Task brief
Every record below should be transcribed exactly. Omit the images.

[Extracts from a graphics dataset]
☆ ☆ ☆ ☆ ☆ ☆ ☆

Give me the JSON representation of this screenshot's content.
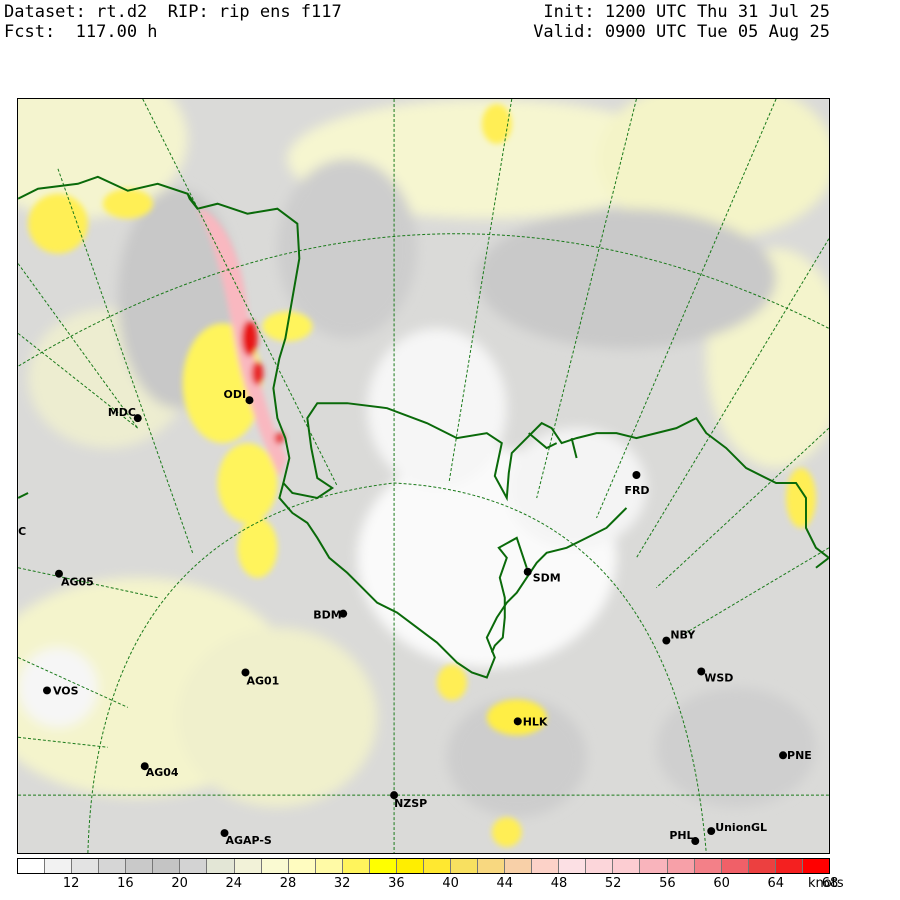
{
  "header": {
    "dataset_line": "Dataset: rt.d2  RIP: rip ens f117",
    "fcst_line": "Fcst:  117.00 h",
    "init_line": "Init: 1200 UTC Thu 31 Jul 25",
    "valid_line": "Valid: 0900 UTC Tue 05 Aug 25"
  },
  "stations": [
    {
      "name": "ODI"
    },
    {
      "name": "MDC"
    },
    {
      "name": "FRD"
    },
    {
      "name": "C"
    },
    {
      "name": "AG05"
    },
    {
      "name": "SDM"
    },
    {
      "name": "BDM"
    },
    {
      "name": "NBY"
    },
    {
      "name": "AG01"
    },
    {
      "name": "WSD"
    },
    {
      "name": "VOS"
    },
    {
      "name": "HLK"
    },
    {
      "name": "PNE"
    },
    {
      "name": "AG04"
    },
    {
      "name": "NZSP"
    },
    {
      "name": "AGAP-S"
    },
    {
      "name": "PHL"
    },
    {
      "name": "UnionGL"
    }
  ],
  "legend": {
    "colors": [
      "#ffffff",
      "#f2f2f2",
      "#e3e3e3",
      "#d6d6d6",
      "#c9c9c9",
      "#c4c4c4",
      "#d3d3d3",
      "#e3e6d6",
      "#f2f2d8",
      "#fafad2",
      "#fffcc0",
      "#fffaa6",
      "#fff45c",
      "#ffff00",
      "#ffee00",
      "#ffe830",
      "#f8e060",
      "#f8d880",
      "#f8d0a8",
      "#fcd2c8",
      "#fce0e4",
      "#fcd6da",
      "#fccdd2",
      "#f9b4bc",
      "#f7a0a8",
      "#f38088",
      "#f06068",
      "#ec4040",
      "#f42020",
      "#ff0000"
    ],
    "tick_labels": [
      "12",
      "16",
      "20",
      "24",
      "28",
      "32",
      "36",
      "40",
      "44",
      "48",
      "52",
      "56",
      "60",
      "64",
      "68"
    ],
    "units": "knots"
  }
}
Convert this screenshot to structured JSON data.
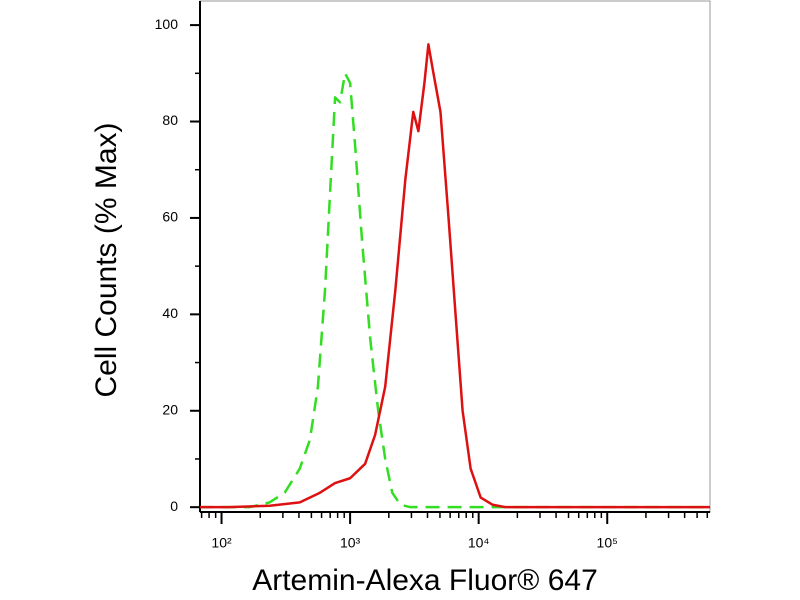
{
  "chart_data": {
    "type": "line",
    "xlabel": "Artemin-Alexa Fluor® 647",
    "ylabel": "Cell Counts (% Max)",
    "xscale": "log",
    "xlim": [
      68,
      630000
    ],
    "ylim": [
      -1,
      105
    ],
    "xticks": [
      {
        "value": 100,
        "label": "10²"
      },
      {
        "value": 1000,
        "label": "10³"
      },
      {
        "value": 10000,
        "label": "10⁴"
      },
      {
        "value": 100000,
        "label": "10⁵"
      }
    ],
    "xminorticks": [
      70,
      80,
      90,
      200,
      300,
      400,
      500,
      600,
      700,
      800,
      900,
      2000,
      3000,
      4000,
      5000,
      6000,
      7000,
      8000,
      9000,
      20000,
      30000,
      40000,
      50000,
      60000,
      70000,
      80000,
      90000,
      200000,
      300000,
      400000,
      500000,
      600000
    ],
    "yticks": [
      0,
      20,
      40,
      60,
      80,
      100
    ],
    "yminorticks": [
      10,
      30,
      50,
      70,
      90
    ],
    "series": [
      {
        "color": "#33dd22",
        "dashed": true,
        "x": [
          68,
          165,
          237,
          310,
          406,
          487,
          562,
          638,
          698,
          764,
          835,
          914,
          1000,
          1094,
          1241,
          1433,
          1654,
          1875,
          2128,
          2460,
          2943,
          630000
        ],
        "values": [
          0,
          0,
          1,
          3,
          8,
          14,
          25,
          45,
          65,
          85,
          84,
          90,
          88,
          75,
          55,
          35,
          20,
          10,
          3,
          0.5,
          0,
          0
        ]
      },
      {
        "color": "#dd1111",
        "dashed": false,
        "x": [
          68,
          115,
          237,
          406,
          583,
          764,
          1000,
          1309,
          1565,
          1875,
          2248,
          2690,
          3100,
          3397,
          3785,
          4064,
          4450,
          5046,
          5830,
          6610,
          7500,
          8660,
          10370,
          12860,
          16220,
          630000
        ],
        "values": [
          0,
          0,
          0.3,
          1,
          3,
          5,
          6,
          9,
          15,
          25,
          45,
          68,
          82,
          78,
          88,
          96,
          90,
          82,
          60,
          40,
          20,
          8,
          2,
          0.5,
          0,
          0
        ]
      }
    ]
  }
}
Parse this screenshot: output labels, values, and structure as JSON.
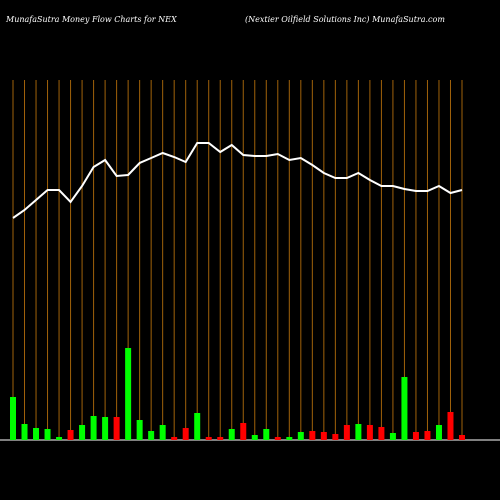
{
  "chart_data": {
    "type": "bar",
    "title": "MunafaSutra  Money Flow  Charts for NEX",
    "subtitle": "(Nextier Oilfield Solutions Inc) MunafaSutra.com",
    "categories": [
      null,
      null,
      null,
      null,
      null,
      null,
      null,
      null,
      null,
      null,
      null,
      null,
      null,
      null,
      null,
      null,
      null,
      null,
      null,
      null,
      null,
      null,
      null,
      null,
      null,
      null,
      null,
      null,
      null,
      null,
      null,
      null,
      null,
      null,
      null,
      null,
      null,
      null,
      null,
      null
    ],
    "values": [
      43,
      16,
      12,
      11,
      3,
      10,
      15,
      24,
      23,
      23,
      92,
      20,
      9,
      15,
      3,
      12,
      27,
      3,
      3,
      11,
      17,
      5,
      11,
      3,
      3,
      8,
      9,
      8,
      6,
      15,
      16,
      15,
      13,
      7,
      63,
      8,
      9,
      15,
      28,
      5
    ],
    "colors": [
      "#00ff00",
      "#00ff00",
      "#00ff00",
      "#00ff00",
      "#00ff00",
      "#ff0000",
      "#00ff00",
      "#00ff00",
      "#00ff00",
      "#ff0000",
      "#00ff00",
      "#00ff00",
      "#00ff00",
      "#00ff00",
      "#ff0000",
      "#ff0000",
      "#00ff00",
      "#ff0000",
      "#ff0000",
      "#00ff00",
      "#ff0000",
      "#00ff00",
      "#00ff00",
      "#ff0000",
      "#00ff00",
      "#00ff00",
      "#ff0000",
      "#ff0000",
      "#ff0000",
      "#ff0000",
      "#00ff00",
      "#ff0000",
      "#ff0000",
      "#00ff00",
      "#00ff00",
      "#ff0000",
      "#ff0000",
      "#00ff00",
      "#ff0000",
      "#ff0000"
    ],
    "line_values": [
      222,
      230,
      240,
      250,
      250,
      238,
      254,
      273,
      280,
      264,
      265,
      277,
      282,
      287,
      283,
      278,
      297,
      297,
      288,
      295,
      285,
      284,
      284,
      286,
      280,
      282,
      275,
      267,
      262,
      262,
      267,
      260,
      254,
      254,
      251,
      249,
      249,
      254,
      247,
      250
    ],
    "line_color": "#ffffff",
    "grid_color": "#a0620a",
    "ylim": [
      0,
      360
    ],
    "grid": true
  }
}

☆ ☆ ☆ ☆ ☆ ☆ ☆

Written solution
Give me the JSON representation of this screenshot's content.
{
  "header": {
    "dataset_line": "Dataset: rt.d2  RIP: rip ens f117",
    "fcst_line": "Fcst:  117.00 h",
    "init_line": "Init: 1200 UTC Thu 31 Jul 25",
    "valid_line": "Valid: 0900 UTC Tue 05 Aug 25"
  },
  "stations": [
    {
      "name": "ODI"
    },
    {
      "name": "MDC"
    },
    {
      "name": "FRD"
    },
    {
      "name": "C"
    },
    {
      "name": "AG05"
    },
    {
      "name": "SDM"
    },
    {
      "name": "BDM"
    },
    {
      "name": "NBY"
    },
    {
      "name": "AG01"
    },
    {
      "name": "WSD"
    },
    {
      "name": "VOS"
    },
    {
      "name": "HLK"
    },
    {
      "name": "PNE"
    },
    {
      "name": "AG04"
    },
    {
      "name": "NZSP"
    },
    {
      "name": "AGAP-S"
    },
    {
      "name": "PHL"
    },
    {
      "name": "UnionGL"
    }
  ],
  "legend": {
    "colors": [
      "#ffffff",
      "#f2f2f2",
      "#e3e3e3",
      "#d6d6d6",
      "#c9c9c9",
      "#c4c4c4",
      "#d3d3d3",
      "#e3e6d6",
      "#f2f2d8",
      "#fafad2",
      "#fffcc0",
      "#fffaa6",
      "#fff45c",
      "#ffff00",
      "#ffee00",
      "#ffe830",
      "#f8e060",
      "#f8d880",
      "#f8d0a8",
      "#fcd2c8",
      "#fce0e4",
      "#fcd6da",
      "#fccdd2",
      "#f9b4bc",
      "#f7a0a8",
      "#f38088",
      "#f06068",
      "#ec4040",
      "#f42020",
      "#ff0000"
    ],
    "tick_labels": [
      "12",
      "16",
      "20",
      "24",
      "28",
      "32",
      "36",
      "40",
      "44",
      "48",
      "52",
      "56",
      "60",
      "64",
      "68"
    ],
    "units": "knots"
  }
}
Convert this screenshot to structured JSON data.
{
  "chart_data": {
    "type": "line",
    "xlabel": "Artemin-Alexa Fluor® 647",
    "ylabel": "Cell Counts (% Max)",
    "xscale": "log",
    "xlim": [
      68,
      630000
    ],
    "ylim": [
      -1,
      105
    ],
    "xticks": [
      {
        "value": 100,
        "label": "10²"
      },
      {
        "value": 1000,
        "label": "10³"
      },
      {
        "value": 10000,
        "label": "10⁴"
      },
      {
        "value": 100000,
        "label": "10⁵"
      }
    ],
    "xminorticks": [
      70,
      80,
      90,
      200,
      300,
      400,
      500,
      600,
      700,
      800,
      900,
      2000,
      3000,
      4000,
      5000,
      6000,
      7000,
      8000,
      9000,
      20000,
      30000,
      40000,
      50000,
      60000,
      70000,
      80000,
      90000,
      200000,
      300000,
      400000,
      500000,
      600000
    ],
    "yticks": [
      0,
      20,
      40,
      60,
      80,
      100
    ],
    "yminorticks": [
      10,
      30,
      50,
      70,
      90
    ],
    "series": [
      {
        "color": "#33dd22",
        "dashed": true,
        "x": [
          68,
          165,
          237,
          310,
          406,
          487,
          562,
          638,
          698,
          764,
          835,
          914,
          1000,
          1094,
          1241,
          1433,
          1654,
          1875,
          2128,
          2460,
          2943,
          630000
        ],
        "values": [
          0,
          0,
          1,
          3,
          8,
          14,
          25,
          45,
          65,
          85,
          84,
          90,
          88,
          75,
          55,
          35,
          20,
          10,
          3,
          0.5,
          0,
          0
        ]
      },
      {
        "color": "#dd1111",
        "dashed": false,
        "x": [
          68,
          115,
          237,
          406,
          583,
          764,
          1000,
          1309,
          1565,
          1875,
          2248,
          2690,
          3100,
          3397,
          3785,
          4064,
          4450,
          5046,
          5830,
          6610,
          7500,
          8660,
          10370,
          12860,
          16220,
          630000
        ],
        "values": [
          0,
          0,
          0.3,
          1,
          3,
          5,
          6,
          9,
          15,
          25,
          45,
          68,
          82,
          78,
          88,
          96,
          90,
          82,
          60,
          40,
          20,
          8,
          2,
          0.5,
          0,
          0
        ]
      }
    ]
  }
}
Parse this screenshot: output labels, values, and structure as JSON.
{
  "chart_data": {
    "type": "bar",
    "title": "MunafaSutra  Money Flow  Charts for NEX",
    "subtitle": "(Nextier Oilfield Solutions Inc) MunafaSutra.com",
    "categories": [
      null,
      null,
      null,
      null,
      null,
      null,
      null,
      null,
      null,
      null,
      null,
      null,
      null,
      null,
      null,
      null,
      null,
      null,
      null,
      null,
      null,
      null,
      null,
      null,
      null,
      null,
      null,
      null,
      null,
      null,
      null,
      null,
      null,
      null,
      null,
      null,
      null,
      null,
      null,
      null
    ],
    "values": [
      43,
      16,
      12,
      11,
      3,
      10,
      15,
      24,
      23,
      23,
      92,
      20,
      9,
      15,
      3,
      12,
      27,
      3,
      3,
      11,
      17,
      5,
      11,
      3,
      3,
      8,
      9,
      8,
      6,
      15,
      16,
      15,
      13,
      7,
      63,
      8,
      9,
      15,
      28,
      5
    ],
    "colors": [
      "#00ff00",
      "#00ff00",
      "#00ff00",
      "#00ff00",
      "#00ff00",
      "#ff0000",
      "#00ff00",
      "#00ff00",
      "#00ff00",
      "#ff0000",
      "#00ff00",
      "#00ff00",
      "#00ff00",
      "#00ff00",
      "#ff0000",
      "#ff0000",
      "#00ff00",
      "#ff0000",
      "#ff0000",
      "#00ff00",
      "#ff0000",
      "#00ff00",
      "#00ff00",
      "#ff0000",
      "#00ff00",
      "#00ff00",
      "#ff0000",
      "#ff0000",
      "#ff0000",
      "#ff0000",
      "#00ff00",
      "#ff0000",
      "#ff0000",
      "#00ff00",
      "#00ff00",
      "#ff0000",
      "#ff0000",
      "#00ff00",
      "#ff0000",
      "#ff0000"
    ],
    "line_values": [
      222,
      230,
      240,
      250,
      250,
      238,
      254,
      273,
      280,
      264,
      265,
      277,
      282,
      287,
      283,
      278,
      297,
      297,
      288,
      295,
      285,
      284,
      284,
      286,
      280,
      282,
      275,
      267,
      262,
      262,
      267,
      260,
      254,
      254,
      251,
      249,
      249,
      254,
      247,
      250
    ],
    "line_color": "#ffffff",
    "grid_color": "#a0620a",
    "ylim": [
      0,
      360
    ],
    "grid": true
  }
}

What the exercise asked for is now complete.